INSTRUCTION
Return the records word for word. Any pictures in them are not part of the copy.
--- begin ---
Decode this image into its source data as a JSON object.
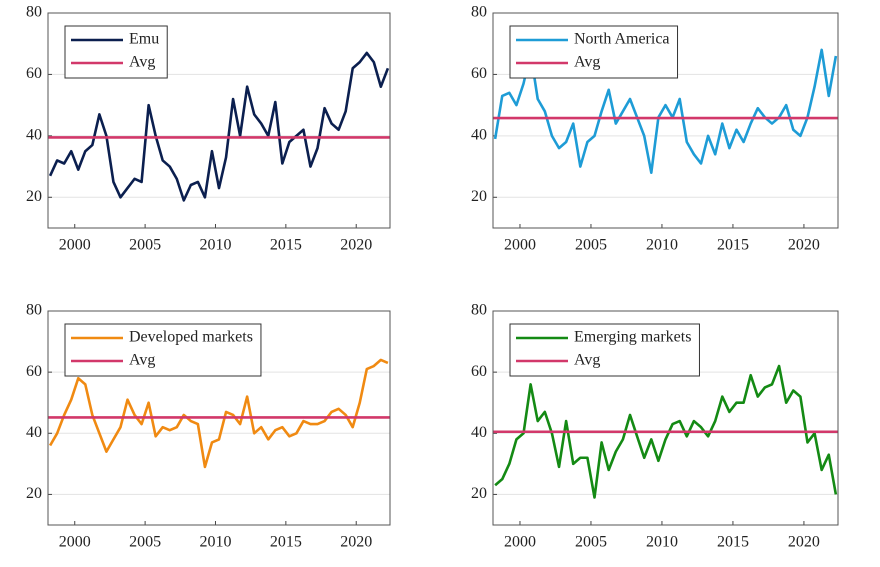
{
  "chart_data": [
    {
      "type": "line",
      "xlim": [
        1998.1,
        2022.4
      ],
      "ylim": [
        10,
        80
      ],
      "xticks": [
        2000,
        2005,
        2010,
        2015,
        2020
      ],
      "yticks": [
        20,
        40,
        60,
        80
      ],
      "grid": "y",
      "legend": "upper left",
      "series": [
        {
          "name": "Emu",
          "color": "#0b1f4f",
          "x": [
            1998.25,
            1998.75,
            1999.25,
            1999.75,
            2000.25,
            2000.75,
            2001.25,
            2001.75,
            2002.25,
            2002.75,
            2003.25,
            2003.75,
            2004.25,
            2004.75,
            2005.25,
            2005.75,
            2006.25,
            2006.75,
            2007.25,
            2007.75,
            2008.25,
            2008.75,
            2009.25,
            2009.75,
            2010.25,
            2010.75,
            2011.25,
            2011.75,
            2012.25,
            2012.75,
            2013.25,
            2013.75,
            2014.25,
            2014.75,
            2015.25,
            2015.75,
            2016.25,
            2016.75,
            2017.25,
            2017.75,
            2018.25,
            2018.75,
            2019.25,
            2019.75,
            2020.25,
            2020.75,
            2021.25,
            2021.75,
            2022.25
          ],
          "values": [
            27,
            32,
            31,
            35,
            29,
            35,
            37,
            47,
            40,
            25,
            20,
            23,
            26,
            25,
            50,
            40,
            32,
            30,
            26,
            19,
            24,
            25,
            20,
            35,
            23,
            33,
            52,
            40,
            56,
            47,
            44,
            40,
            51,
            31,
            38,
            40,
            42,
            30,
            36,
            49,
            44,
            42,
            48,
            62,
            64,
            67,
            64,
            56,
            62
          ]
        }
      ],
      "reference_line": {
        "name": "Avg",
        "value": 39.5,
        "color": "#d2386a"
      }
    },
    {
      "type": "line",
      "xlim": [
        1998.1,
        2022.4
      ],
      "ylim": [
        10,
        80
      ],
      "xticks": [
        2000,
        2005,
        2010,
        2015,
        2020
      ],
      "yticks": [
        20,
        40,
        60,
        80
      ],
      "grid": "y",
      "legend": "upper left",
      "series": [
        {
          "name": "North America",
          "color": "#1e9cd6",
          "x": [
            1998.25,
            1998.75,
            1999.25,
            1999.75,
            2000.25,
            2000.75,
            2001.25,
            2001.75,
            2002.25,
            2002.75,
            2003.25,
            2003.75,
            2004.25,
            2004.75,
            2005.25,
            2005.75,
            2006.25,
            2006.75,
            2007.25,
            2007.75,
            2008.25,
            2008.75,
            2009.25,
            2009.75,
            2010.25,
            2010.75,
            2011.25,
            2011.75,
            2012.25,
            2012.75,
            2013.25,
            2013.75,
            2014.25,
            2014.75,
            2015.25,
            2015.75,
            2016.25,
            2016.75,
            2017.25,
            2017.75,
            2018.25,
            2018.75,
            2019.25,
            2019.75,
            2020.25,
            2020.75,
            2021.25,
            2021.75,
            2022.25
          ],
          "values": [
            39,
            53,
            54,
            50,
            57,
            67,
            52,
            48,
            40,
            36,
            38,
            44,
            30,
            38,
            40,
            48,
            55,
            44,
            48,
            52,
            46,
            40,
            28,
            46,
            50,
            46,
            52,
            38,
            34,
            31,
            40,
            34,
            44,
            36,
            42,
            38,
            44,
            49,
            46,
            44,
            46,
            50,
            42,
            40,
            46,
            56,
            68,
            53,
            66
          ]
        }
      ],
      "reference_line": {
        "name": "Avg",
        "value": 45.8,
        "color": "#d2386a"
      }
    },
    {
      "type": "line",
      "xlim": [
        1998.1,
        2022.4
      ],
      "ylim": [
        10,
        80
      ],
      "xticks": [
        2000,
        2005,
        2010,
        2015,
        2020
      ],
      "yticks": [
        20,
        40,
        60,
        80
      ],
      "grid": "y",
      "legend": "upper left",
      "series": [
        {
          "name": "Developed markets",
          "color": "#f08a12",
          "x": [
            1998.25,
            1998.75,
            1999.25,
            1999.75,
            2000.25,
            2000.75,
            2001.25,
            2001.75,
            2002.25,
            2002.75,
            2003.25,
            2003.75,
            2004.25,
            2004.75,
            2005.25,
            2005.75,
            2006.25,
            2006.75,
            2007.25,
            2007.75,
            2008.25,
            2008.75,
            2009.25,
            2009.75,
            2010.25,
            2010.75,
            2011.25,
            2011.75,
            2012.25,
            2012.75,
            2013.25,
            2013.75,
            2014.25,
            2014.75,
            2015.25,
            2015.75,
            2016.25,
            2016.75,
            2017.25,
            2017.75,
            2018.25,
            2018.75,
            2019.25,
            2019.75,
            2020.25,
            2020.75,
            2021.25,
            2021.75,
            2022.25
          ],
          "values": [
            36,
            40,
            46,
            51,
            58,
            56,
            46,
            40,
            34,
            38,
            42,
            51,
            46,
            43,
            50,
            39,
            42,
            41,
            42,
            46,
            44,
            43,
            29,
            37,
            38,
            47,
            46,
            43,
            52,
            40,
            42,
            38,
            41,
            42,
            39,
            40,
            44,
            43,
            43,
            44,
            47,
            48,
            46,
            42,
            50,
            61,
            62,
            64,
            63
          ]
        }
      ],
      "reference_line": {
        "name": "Avg",
        "value": 45.2,
        "color": "#d2386a"
      }
    },
    {
      "type": "line",
      "xlim": [
        1998.1,
        2022.4
      ],
      "ylim": [
        10,
        80
      ],
      "xticks": [
        2000,
        2005,
        2010,
        2015,
        2020
      ],
      "yticks": [
        20,
        40,
        60,
        80
      ],
      "grid": "y",
      "legend": "upper left",
      "series": [
        {
          "name": "Emerging markets",
          "color": "#148a14",
          "x": [
            1998.25,
            1998.75,
            1999.25,
            1999.75,
            2000.25,
            2000.75,
            2001.25,
            2001.75,
            2002.25,
            2002.75,
            2003.25,
            2003.75,
            2004.25,
            2004.75,
            2005.25,
            2005.75,
            2006.25,
            2006.75,
            2007.25,
            2007.75,
            2008.25,
            2008.75,
            2009.25,
            2009.75,
            2010.25,
            2010.75,
            2011.25,
            2011.75,
            2012.25,
            2012.75,
            2013.25,
            2013.75,
            2014.25,
            2014.75,
            2015.25,
            2015.75,
            2016.25,
            2016.75,
            2017.25,
            2017.75,
            2018.25,
            2018.75,
            2019.25,
            2019.75,
            2020.25,
            2020.75,
            2021.25,
            2021.75,
            2022.25
          ],
          "values": [
            23,
            25,
            30,
            38,
            40,
            56,
            44,
            47,
            40,
            29,
            44,
            30,
            32,
            32,
            19,
            37,
            28,
            34,
            38,
            46,
            39,
            32,
            38,
            31,
            38,
            43,
            44,
            39,
            44,
            42,
            39,
            44,
            52,
            47,
            50,
            50,
            59,
            52,
            55,
            56,
            62,
            50,
            54,
            52,
            37,
            40,
            28,
            33,
            20
          ]
        }
      ],
      "reference_line": {
        "name": "Avg",
        "value": 40.5,
        "color": "#d2386a"
      }
    }
  ]
}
--- end ---
EXERCISE OUTPUT
Decode this image into its source data as a JSON object.
{
  "chart_data": [
    {
      "type": "line",
      "xlim": [
        1998.1,
        2022.4
      ],
      "ylim": [
        10,
        80
      ],
      "xticks": [
        2000,
        2005,
        2010,
        2015,
        2020
      ],
      "yticks": [
        20,
        40,
        60,
        80
      ],
      "grid": "y",
      "legend": "upper left",
      "series": [
        {
          "name": "Emu",
          "color": "#0b1f4f",
          "x": [
            1998.25,
            1998.75,
            1999.25,
            1999.75,
            2000.25,
            2000.75,
            2001.25,
            2001.75,
            2002.25,
            2002.75,
            2003.25,
            2003.75,
            2004.25,
            2004.75,
            2005.25,
            2005.75,
            2006.25,
            2006.75,
            2007.25,
            2007.75,
            2008.25,
            2008.75,
            2009.25,
            2009.75,
            2010.25,
            2010.75,
            2011.25,
            2011.75,
            2012.25,
            2012.75,
            2013.25,
            2013.75,
            2014.25,
            2014.75,
            2015.25,
            2015.75,
            2016.25,
            2016.75,
            2017.25,
            2017.75,
            2018.25,
            2018.75,
            2019.25,
            2019.75,
            2020.25,
            2020.75,
            2021.25,
            2021.75,
            2022.25
          ],
          "values": [
            27,
            32,
            31,
            35,
            29,
            35,
            37,
            47,
            40,
            25,
            20,
            23,
            26,
            25,
            50,
            40,
            32,
            30,
            26,
            19,
            24,
            25,
            20,
            35,
            23,
            33,
            52,
            40,
            56,
            47,
            44,
            40,
            51,
            31,
            38,
            40,
            42,
            30,
            36,
            49,
            44,
            42,
            48,
            62,
            64,
            67,
            64,
            56,
            62
          ]
        }
      ],
      "reference_line": {
        "name": "Avg",
        "value": 39.5,
        "color": "#d2386a"
      }
    },
    {
      "type": "line",
      "xlim": [
        1998.1,
        2022.4
      ],
      "ylim": [
        10,
        80
      ],
      "xticks": [
        2000,
        2005,
        2010,
        2015,
        2020
      ],
      "yticks": [
        20,
        40,
        60,
        80
      ],
      "grid": "y",
      "legend": "upper left",
      "series": [
        {
          "name": "North America",
          "color": "#1e9cd6",
          "x": [
            1998.25,
            1998.75,
            1999.25,
            1999.75,
            2000.25,
            2000.75,
            2001.25,
            2001.75,
            2002.25,
            2002.75,
            2003.25,
            2003.75,
            2004.25,
            2004.75,
            2005.25,
            2005.75,
            2006.25,
            2006.75,
            2007.25,
            2007.75,
            2008.25,
            2008.75,
            2009.25,
            2009.75,
            2010.25,
            2010.75,
            2011.25,
            2011.75,
            2012.25,
            2012.75,
            2013.25,
            2013.75,
            2014.25,
            2014.75,
            2015.25,
            2015.75,
            2016.25,
            2016.75,
            2017.25,
            2017.75,
            2018.25,
            2018.75,
            2019.25,
            2019.75,
            2020.25,
            2020.75,
            2021.25,
            2021.75,
            2022.25
          ],
          "values": [
            39,
            53,
            54,
            50,
            57,
            67,
            52,
            48,
            40,
            36,
            38,
            44,
            30,
            38,
            40,
            48,
            55,
            44,
            48,
            52,
            46,
            40,
            28,
            46,
            50,
            46,
            52,
            38,
            34,
            31,
            40,
            34,
            44,
            36,
            42,
            38,
            44,
            49,
            46,
            44,
            46,
            50,
            42,
            40,
            46,
            56,
            68,
            53,
            66
          ]
        }
      ],
      "reference_line": {
        "name": "Avg",
        "value": 45.8,
        "color": "#d2386a"
      }
    },
    {
      "type": "line",
      "xlim": [
        1998.1,
        2022.4
      ],
      "ylim": [
        10,
        80
      ],
      "xticks": [
        2000,
        2005,
        2010,
        2015,
        2020
      ],
      "yticks": [
        20,
        40,
        60,
        80
      ],
      "grid": "y",
      "legend": "upper left",
      "series": [
        {
          "name": "Developed markets",
          "color": "#f08a12",
          "x": [
            1998.25,
            1998.75,
            1999.25,
            1999.75,
            2000.25,
            2000.75,
            2001.25,
            2001.75,
            2002.25,
            2002.75,
            2003.25,
            2003.75,
            2004.25,
            2004.75,
            2005.25,
            2005.75,
            2006.25,
            2006.75,
            2007.25,
            2007.75,
            2008.25,
            2008.75,
            2009.25,
            2009.75,
            2010.25,
            2010.75,
            2011.25,
            2011.75,
            2012.25,
            2012.75,
            2013.25,
            2013.75,
            2014.25,
            2014.75,
            2015.25,
            2015.75,
            2016.25,
            2016.75,
            2017.25,
            2017.75,
            2018.25,
            2018.75,
            2019.25,
            2019.75,
            2020.25,
            2020.75,
            2021.25,
            2021.75,
            2022.25
          ],
          "values": [
            36,
            40,
            46,
            51,
            58,
            56,
            46,
            40,
            34,
            38,
            42,
            51,
            46,
            43,
            50,
            39,
            42,
            41,
            42,
            46,
            44,
            43,
            29,
            37,
            38,
            47,
            46,
            43,
            52,
            40,
            42,
            38,
            41,
            42,
            39,
            40,
            44,
            43,
            43,
            44,
            47,
            48,
            46,
            42,
            50,
            61,
            62,
            64,
            63
          ]
        }
      ],
      "reference_line": {
        "name": "Avg",
        "value": 45.2,
        "color": "#d2386a"
      }
    },
    {
      "type": "line",
      "xlim": [
        1998.1,
        2022.4
      ],
      "ylim": [
        10,
        80
      ],
      "xticks": [
        2000,
        2005,
        2010,
        2015,
        2020
      ],
      "yticks": [
        20,
        40,
        60,
        80
      ],
      "grid": "y",
      "legend": "upper left",
      "series": [
        {
          "name": "Emerging markets",
          "color": "#148a14",
          "x": [
            1998.25,
            1998.75,
            1999.25,
            1999.75,
            2000.25,
            2000.75,
            2001.25,
            2001.75,
            2002.25,
            2002.75,
            2003.25,
            2003.75,
            2004.25,
            2004.75,
            2005.25,
            2005.75,
            2006.25,
            2006.75,
            2007.25,
            2007.75,
            2008.25,
            2008.75,
            2009.25,
            2009.75,
            2010.25,
            2010.75,
            2011.25,
            2011.75,
            2012.25,
            2012.75,
            2013.25,
            2013.75,
            2014.25,
            2014.75,
            2015.25,
            2015.75,
            2016.25,
            2016.75,
            2017.25,
            2017.75,
            2018.25,
            2018.75,
            2019.25,
            2019.75,
            2020.25,
            2020.75,
            2021.25,
            2021.75,
            2022.25
          ],
          "values": [
            23,
            25,
            30,
            38,
            40,
            56,
            44,
            47,
            40,
            29,
            44,
            30,
            32,
            32,
            19,
            37,
            28,
            34,
            38,
            46,
            39,
            32,
            38,
            31,
            38,
            43,
            44,
            39,
            44,
            42,
            39,
            44,
            52,
            47,
            50,
            50,
            59,
            52,
            55,
            56,
            62,
            50,
            54,
            52,
            37,
            40,
            28,
            33,
            20
          ]
        }
      ],
      "reference_line": {
        "name": "Avg",
        "value": 40.5,
        "color": "#d2386a"
      }
    }
  ]
}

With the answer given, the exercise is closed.